## Begin Data for this task
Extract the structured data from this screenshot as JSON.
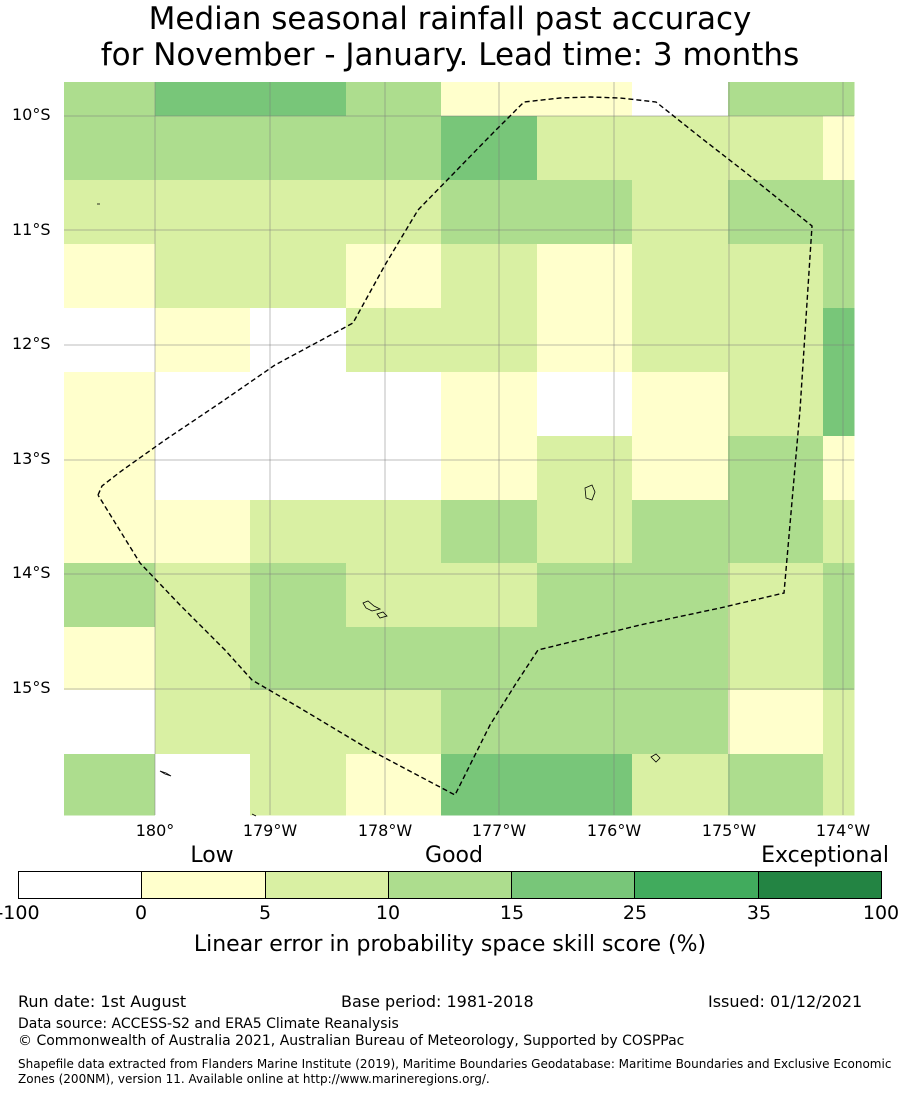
{
  "title": {
    "line1": "Median seasonal rainfall past accuracy",
    "line2": "for November - January. Lead time: 3 months"
  },
  "map": {
    "lat_labels": [
      "10°S",
      "11°S",
      "12°S",
      "13°S",
      "14°S",
      "15°S"
    ],
    "lon_labels": [
      "180°",
      "179°W",
      "178°W",
      "177°W",
      "176°W",
      "175°W",
      "174°W"
    ],
    "grid_categories": [
      [
        3,
        4,
        4,
        3,
        1,
        1,
        0,
        3,
        3
      ],
      [
        3,
        3,
        3,
        3,
        4,
        2,
        2,
        2,
        1
      ],
      [
        2,
        2,
        2,
        2,
        3,
        3,
        2,
        3,
        3
      ],
      [
        1,
        2,
        2,
        1,
        2,
        1,
        2,
        2,
        3
      ],
      [
        0,
        1,
        0,
        2,
        2,
        1,
        2,
        2,
        4
      ],
      [
        1,
        0,
        0,
        0,
        1,
        0,
        1,
        2,
        4
      ],
      [
        1,
        0,
        0,
        0,
        1,
        2,
        1,
        3,
        1
      ],
      [
        1,
        1,
        2,
        2,
        3,
        2,
        3,
        3,
        2
      ],
      [
        3,
        2,
        3,
        2,
        2,
        3,
        3,
        2,
        3
      ],
      [
        1,
        2,
        3,
        3,
        3,
        3,
        3,
        2,
        3
      ],
      [
        0,
        2,
        2,
        2,
        3,
        3,
        3,
        1,
        2
      ],
      [
        3,
        0,
        2,
        1,
        4,
        4,
        2,
        3,
        2
      ]
    ],
    "colors": [
      "#ffffff",
      "#ffffcc",
      "#d9f0a3",
      "#addd8e",
      "#78c679",
      "#41ab5d",
      "#238443"
    ]
  },
  "legend": {
    "categories": [
      "Low",
      "Good",
      "Exceptional"
    ],
    "ticks": [
      "-100",
      "0",
      "5",
      "10",
      "15",
      "25",
      "35",
      "100"
    ],
    "title": "Linear error in probability space skill score (%)"
  },
  "footer": {
    "run_date": "Run date: 1st August",
    "base_period": "Base period: 1981-2018",
    "issued": "Issued: 01/12/2021",
    "data_source": "Data source: ACCESS-S2 and ERA5 Climate Reanalysis",
    "copyright": "© Commonwealth of Australia 2021, Australian Bureau of Meteorology, Supported by COSPPac",
    "shapefile": "Shapefile data extracted from Flanders Marine Institute (2019), Maritime Boundaries Geodatabase: Maritime Boundaries and Exclusive Economic Zones (200NM), version 11. Available online at http://www.marineregions.org/."
  }
}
## End Data for this task
• _Exercise aim_: Set the entries down again exactly. Do not include the images.

• _Solution to the problem_:
Extract the structured data from this screenshot as JSON.
{
  "title": {
    "line1": "Median seasonal rainfall past accuracy",
    "line2": "for November - January. Lead time: 3 months"
  },
  "map": {
    "lat_labels": [
      "10°S",
      "11°S",
      "12°S",
      "13°S",
      "14°S",
      "15°S"
    ],
    "lon_labels": [
      "180°",
      "179°W",
      "178°W",
      "177°W",
      "176°W",
      "175°W",
      "174°W"
    ],
    "grid_categories": [
      [
        3,
        4,
        4,
        3,
        1,
        1,
        0,
        3,
        3
      ],
      [
        3,
        3,
        3,
        3,
        4,
        2,
        2,
        2,
        1
      ],
      [
        2,
        2,
        2,
        2,
        3,
        3,
        2,
        3,
        3
      ],
      [
        1,
        2,
        2,
        1,
        2,
        1,
        2,
        2,
        3
      ],
      [
        0,
        1,
        0,
        2,
        2,
        1,
        2,
        2,
        4
      ],
      [
        1,
        0,
        0,
        0,
        1,
        0,
        1,
        2,
        4
      ],
      [
        1,
        0,
        0,
        0,
        1,
        2,
        1,
        3,
        1
      ],
      [
        1,
        1,
        2,
        2,
        3,
        2,
        3,
        3,
        2
      ],
      [
        3,
        2,
        3,
        2,
        2,
        3,
        3,
        2,
        3
      ],
      [
        1,
        2,
        3,
        3,
        3,
        3,
        3,
        2,
        3
      ],
      [
        0,
        2,
        2,
        2,
        3,
        3,
        3,
        1,
        2
      ],
      [
        3,
        0,
        2,
        1,
        4,
        4,
        2,
        3,
        2
      ]
    ],
    "colors": [
      "#ffffff",
      "#ffffcc",
      "#d9f0a3",
      "#addd8e",
      "#78c679",
      "#41ab5d",
      "#238443"
    ]
  },
  "legend": {
    "categories": [
      "Low",
      "Good",
      "Exceptional"
    ],
    "ticks": [
      "-100",
      "0",
      "5",
      "10",
      "15",
      "25",
      "35",
      "100"
    ],
    "title": "Linear error in probability space skill score (%)"
  },
  "footer": {
    "run_date": "Run date: 1st August",
    "base_period": "Base period: 1981-2018",
    "issued": "Issued: 01/12/2021",
    "data_source": "Data source: ACCESS-S2 and ERA5 Climate Reanalysis",
    "copyright": "© Commonwealth of Australia 2021, Australian Bureau of Meteorology, Supported by COSPPac",
    "shapefile": "Shapefile data extracted from Flanders Marine Institute (2019), Maritime Boundaries Geodatabase: Maritime Boundaries and Exclusive Economic Zones (200NM), version 11. Available online at http://www.marineregions.org/."
  }
}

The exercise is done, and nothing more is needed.